• _SET TASK_:
Go through the entries one line at a time, and gather every line that has the word "this".

• _SUPPLIED INFORMATION_:
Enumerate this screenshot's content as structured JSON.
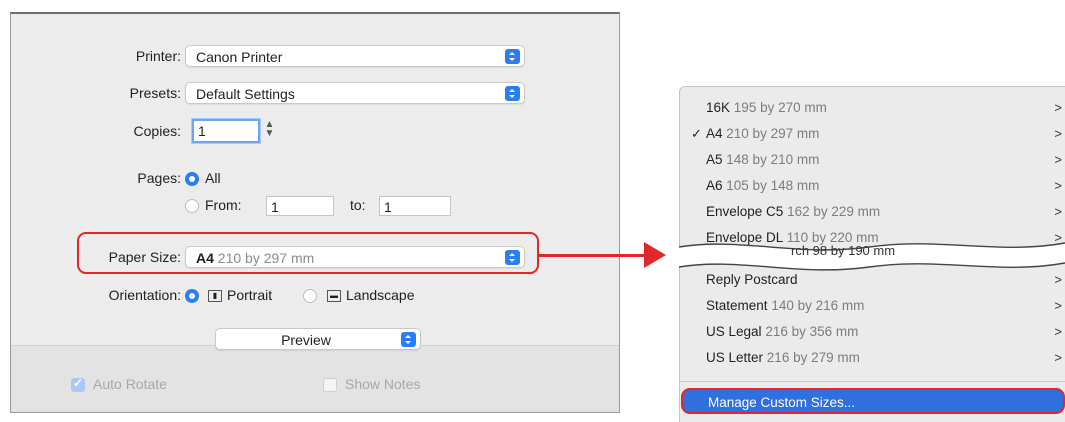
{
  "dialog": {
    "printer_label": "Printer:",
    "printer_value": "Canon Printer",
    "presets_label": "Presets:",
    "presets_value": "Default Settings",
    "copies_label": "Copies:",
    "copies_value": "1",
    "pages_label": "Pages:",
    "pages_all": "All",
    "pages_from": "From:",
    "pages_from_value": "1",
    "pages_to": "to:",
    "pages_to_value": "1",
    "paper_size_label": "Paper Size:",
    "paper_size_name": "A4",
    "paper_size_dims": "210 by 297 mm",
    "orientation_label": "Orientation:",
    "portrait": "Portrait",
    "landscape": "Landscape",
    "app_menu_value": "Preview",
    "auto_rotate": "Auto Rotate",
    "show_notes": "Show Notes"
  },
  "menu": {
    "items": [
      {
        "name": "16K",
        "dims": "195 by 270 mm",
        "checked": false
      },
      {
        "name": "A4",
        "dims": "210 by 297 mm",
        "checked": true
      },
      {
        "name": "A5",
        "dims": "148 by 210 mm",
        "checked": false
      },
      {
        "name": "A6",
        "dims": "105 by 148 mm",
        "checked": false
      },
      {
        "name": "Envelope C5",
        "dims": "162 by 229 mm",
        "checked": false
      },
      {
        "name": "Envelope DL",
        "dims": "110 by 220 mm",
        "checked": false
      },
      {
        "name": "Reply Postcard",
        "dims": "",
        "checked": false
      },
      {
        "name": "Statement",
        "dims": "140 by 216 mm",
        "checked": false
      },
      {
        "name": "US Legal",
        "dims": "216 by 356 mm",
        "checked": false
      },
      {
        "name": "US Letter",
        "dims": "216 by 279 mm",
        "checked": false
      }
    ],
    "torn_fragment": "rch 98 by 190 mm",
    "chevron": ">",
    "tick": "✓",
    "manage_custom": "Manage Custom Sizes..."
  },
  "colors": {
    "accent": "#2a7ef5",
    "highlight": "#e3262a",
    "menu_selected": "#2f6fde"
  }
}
==
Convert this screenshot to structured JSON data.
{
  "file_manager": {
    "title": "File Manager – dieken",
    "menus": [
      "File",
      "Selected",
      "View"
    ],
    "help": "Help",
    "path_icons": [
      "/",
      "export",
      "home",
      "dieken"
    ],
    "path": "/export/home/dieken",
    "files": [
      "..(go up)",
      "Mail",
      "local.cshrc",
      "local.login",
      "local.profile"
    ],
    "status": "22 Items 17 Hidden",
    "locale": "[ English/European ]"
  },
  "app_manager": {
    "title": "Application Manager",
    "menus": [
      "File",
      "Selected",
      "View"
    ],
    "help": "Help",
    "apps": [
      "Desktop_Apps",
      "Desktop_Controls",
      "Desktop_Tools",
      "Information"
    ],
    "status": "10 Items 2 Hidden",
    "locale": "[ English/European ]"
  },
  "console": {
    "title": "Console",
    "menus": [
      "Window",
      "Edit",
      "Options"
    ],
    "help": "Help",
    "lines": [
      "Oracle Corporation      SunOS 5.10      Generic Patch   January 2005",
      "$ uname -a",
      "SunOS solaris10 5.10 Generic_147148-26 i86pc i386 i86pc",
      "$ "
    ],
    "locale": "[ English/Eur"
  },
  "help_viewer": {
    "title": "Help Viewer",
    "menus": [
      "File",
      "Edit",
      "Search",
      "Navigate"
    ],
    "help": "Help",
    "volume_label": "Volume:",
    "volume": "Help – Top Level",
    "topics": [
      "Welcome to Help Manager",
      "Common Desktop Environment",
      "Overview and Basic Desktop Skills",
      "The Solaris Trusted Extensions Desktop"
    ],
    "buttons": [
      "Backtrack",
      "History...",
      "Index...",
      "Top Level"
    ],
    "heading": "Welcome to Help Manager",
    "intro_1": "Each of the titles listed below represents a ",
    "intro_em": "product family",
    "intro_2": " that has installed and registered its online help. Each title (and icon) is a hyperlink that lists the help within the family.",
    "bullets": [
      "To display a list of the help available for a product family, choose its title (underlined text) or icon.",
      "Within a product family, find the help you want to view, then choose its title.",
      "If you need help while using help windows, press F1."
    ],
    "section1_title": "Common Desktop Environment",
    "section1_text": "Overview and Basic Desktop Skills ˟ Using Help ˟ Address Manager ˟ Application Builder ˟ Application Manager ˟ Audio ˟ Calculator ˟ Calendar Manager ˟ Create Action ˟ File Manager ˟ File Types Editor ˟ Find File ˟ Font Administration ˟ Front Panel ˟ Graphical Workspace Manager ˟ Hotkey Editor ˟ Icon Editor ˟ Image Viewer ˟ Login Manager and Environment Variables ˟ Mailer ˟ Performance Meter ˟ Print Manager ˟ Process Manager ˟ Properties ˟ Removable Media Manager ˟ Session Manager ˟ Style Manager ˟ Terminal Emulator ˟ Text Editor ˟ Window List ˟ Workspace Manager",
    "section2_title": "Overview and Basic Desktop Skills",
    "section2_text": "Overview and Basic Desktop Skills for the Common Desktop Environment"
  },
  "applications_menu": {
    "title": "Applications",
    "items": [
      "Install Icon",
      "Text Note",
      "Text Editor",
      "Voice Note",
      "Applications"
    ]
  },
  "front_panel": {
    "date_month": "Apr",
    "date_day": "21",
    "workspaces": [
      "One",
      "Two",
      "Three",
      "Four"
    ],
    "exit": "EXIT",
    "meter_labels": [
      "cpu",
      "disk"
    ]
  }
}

• _FINISHED ANSWER_:
Enumerate this screenshot's content as structured JSON.
Convert this screenshot to structured JSON data.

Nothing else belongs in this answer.